RECORD EXCERPTS -
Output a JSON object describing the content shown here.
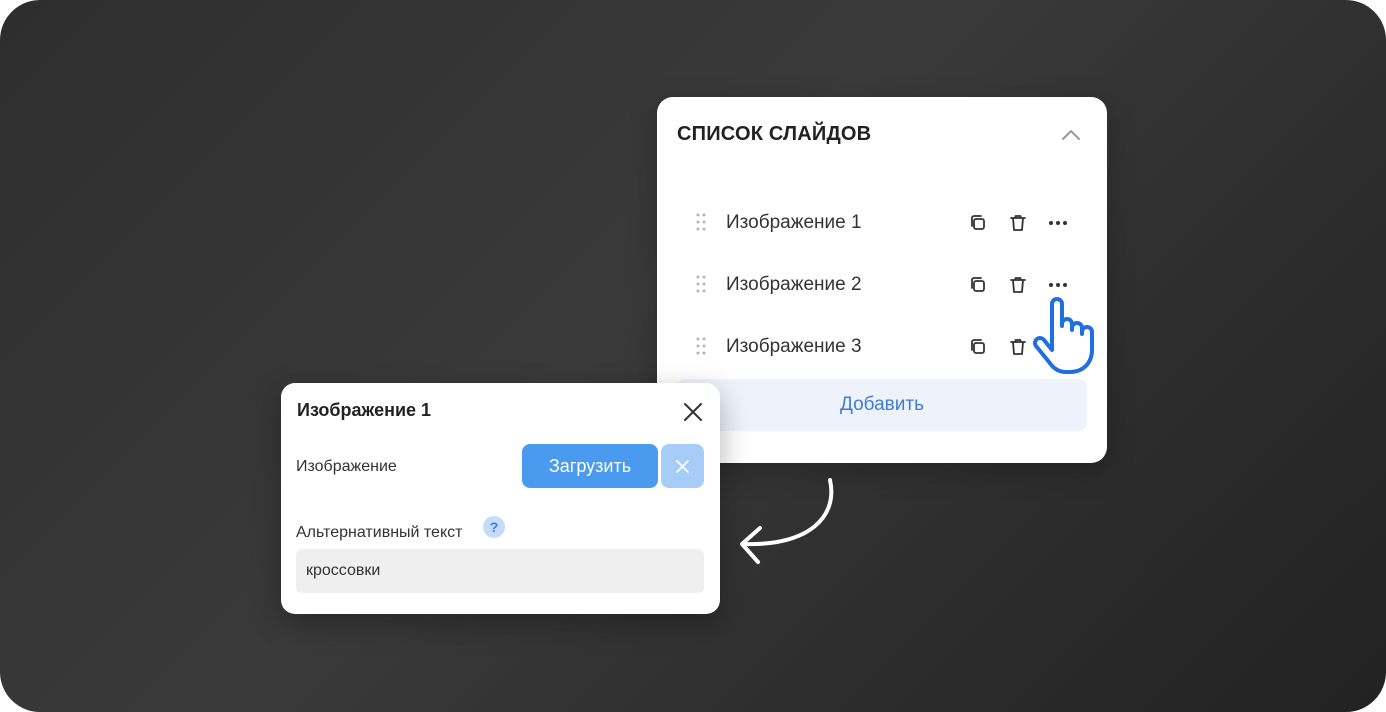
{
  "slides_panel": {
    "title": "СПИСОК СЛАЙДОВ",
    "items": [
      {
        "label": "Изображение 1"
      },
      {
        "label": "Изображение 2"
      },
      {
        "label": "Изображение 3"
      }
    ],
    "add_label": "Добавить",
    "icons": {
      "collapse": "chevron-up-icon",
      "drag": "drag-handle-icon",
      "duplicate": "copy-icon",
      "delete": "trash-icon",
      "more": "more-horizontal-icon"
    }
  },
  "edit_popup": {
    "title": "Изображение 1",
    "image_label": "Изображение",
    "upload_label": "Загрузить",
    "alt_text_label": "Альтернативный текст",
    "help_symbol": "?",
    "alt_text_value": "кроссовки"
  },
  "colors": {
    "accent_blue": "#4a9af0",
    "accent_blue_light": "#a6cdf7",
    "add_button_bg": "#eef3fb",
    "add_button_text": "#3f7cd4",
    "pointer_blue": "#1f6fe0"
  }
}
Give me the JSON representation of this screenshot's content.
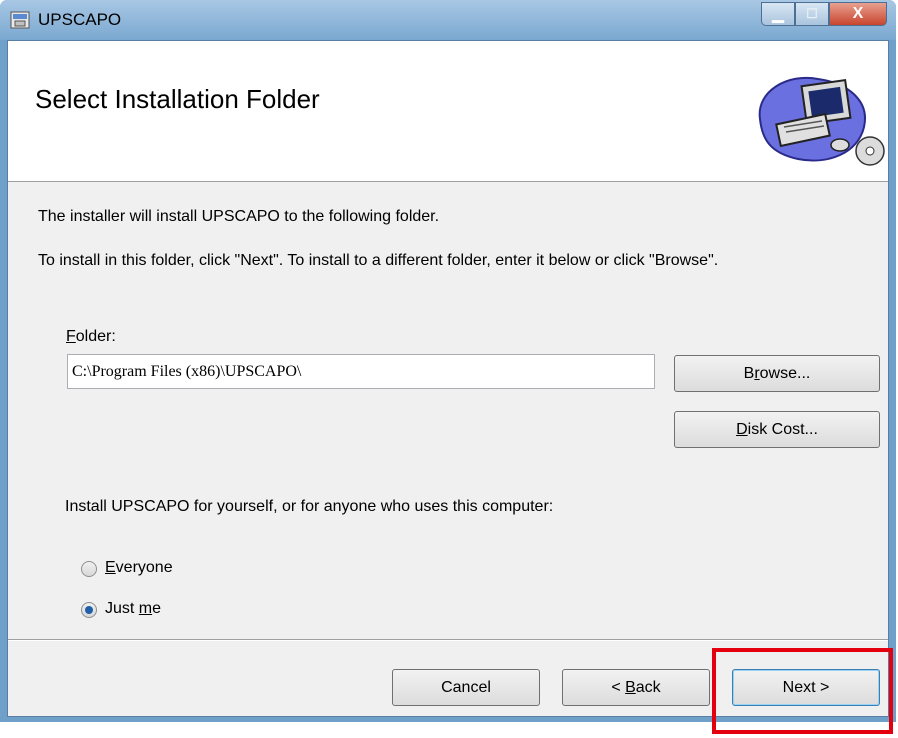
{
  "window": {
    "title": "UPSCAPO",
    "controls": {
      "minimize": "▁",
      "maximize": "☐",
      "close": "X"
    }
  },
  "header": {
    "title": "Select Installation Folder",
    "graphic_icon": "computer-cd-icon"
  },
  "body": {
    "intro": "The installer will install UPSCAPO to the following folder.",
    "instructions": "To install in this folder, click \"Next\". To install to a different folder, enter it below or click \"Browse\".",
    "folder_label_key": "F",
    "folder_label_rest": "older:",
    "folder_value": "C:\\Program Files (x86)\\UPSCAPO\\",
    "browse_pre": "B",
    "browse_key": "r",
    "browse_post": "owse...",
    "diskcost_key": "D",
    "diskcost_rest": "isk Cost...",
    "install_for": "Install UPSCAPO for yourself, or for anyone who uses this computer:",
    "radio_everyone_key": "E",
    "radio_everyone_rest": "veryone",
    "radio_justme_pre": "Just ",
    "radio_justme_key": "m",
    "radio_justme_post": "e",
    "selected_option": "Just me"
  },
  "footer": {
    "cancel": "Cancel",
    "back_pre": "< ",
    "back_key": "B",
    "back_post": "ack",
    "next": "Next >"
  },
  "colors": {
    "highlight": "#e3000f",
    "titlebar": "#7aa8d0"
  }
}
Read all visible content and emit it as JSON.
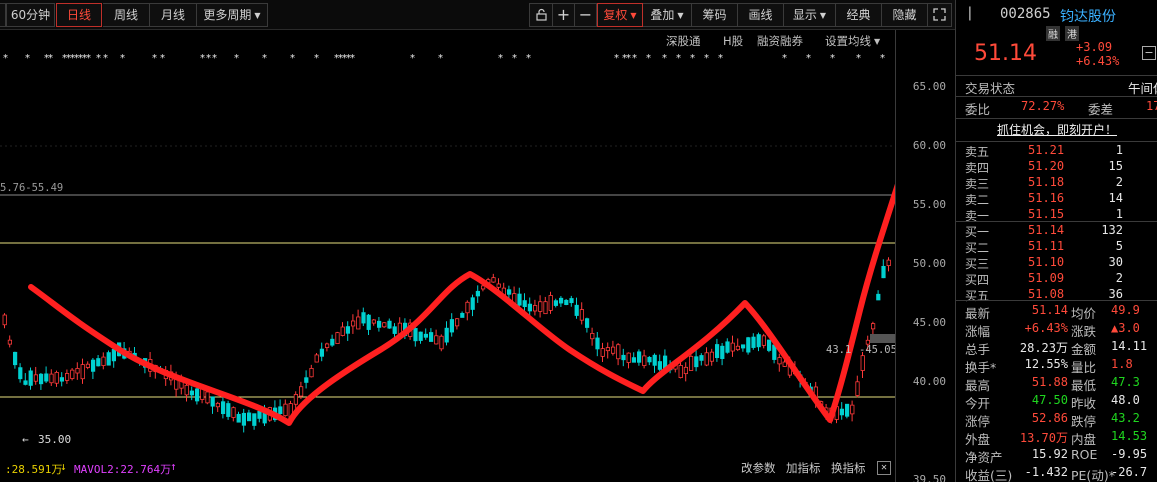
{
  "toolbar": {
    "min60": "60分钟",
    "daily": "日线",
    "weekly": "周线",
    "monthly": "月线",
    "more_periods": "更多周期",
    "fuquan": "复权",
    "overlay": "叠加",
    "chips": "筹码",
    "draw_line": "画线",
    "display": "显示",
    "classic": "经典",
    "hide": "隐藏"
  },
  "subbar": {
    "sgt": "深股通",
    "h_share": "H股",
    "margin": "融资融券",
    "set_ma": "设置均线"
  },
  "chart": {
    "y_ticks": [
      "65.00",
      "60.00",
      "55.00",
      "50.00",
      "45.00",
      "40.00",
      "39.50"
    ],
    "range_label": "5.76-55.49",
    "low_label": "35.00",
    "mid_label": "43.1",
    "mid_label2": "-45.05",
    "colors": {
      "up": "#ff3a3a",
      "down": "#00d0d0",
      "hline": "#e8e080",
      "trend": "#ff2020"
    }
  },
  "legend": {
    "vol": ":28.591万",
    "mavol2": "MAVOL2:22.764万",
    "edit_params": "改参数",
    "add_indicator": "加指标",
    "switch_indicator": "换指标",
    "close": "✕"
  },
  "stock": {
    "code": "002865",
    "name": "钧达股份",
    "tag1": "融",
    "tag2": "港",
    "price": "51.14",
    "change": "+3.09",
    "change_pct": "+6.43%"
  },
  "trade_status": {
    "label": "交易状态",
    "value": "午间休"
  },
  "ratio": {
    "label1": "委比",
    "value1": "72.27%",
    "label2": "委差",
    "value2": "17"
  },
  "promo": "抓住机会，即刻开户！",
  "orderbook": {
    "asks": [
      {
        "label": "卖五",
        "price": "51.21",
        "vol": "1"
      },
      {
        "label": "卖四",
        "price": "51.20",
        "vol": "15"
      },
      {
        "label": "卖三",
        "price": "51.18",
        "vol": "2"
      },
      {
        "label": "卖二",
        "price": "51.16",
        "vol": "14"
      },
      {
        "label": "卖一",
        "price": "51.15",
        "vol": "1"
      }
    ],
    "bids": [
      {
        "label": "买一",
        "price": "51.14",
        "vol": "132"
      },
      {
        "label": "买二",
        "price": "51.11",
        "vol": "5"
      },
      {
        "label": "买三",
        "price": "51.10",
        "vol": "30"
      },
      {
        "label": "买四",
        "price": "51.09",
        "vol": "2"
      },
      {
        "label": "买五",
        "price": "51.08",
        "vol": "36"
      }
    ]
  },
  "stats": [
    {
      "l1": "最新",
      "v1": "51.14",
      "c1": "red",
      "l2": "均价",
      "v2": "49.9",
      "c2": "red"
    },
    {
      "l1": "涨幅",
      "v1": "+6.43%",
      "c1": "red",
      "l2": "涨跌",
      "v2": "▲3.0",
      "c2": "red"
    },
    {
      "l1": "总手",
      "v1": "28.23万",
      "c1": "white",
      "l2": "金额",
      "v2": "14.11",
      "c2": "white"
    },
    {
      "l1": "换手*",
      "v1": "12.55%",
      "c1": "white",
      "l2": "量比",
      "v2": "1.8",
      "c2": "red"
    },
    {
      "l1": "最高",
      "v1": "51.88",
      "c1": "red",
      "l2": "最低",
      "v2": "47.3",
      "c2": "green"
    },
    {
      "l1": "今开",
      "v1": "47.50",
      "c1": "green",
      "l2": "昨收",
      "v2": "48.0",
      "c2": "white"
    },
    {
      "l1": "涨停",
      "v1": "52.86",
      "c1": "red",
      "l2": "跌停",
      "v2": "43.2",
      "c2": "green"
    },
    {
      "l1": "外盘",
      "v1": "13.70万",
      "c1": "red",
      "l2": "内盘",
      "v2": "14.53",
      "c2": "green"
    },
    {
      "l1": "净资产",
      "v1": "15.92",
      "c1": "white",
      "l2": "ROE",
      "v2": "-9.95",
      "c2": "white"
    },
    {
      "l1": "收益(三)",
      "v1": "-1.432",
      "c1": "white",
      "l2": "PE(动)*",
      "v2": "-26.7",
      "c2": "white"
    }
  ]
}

EXERCISE OBJECTIVE -
Tally every line of the listing that holds the string "this", then give the number by itself.

COMPLETE OUTPUT -
3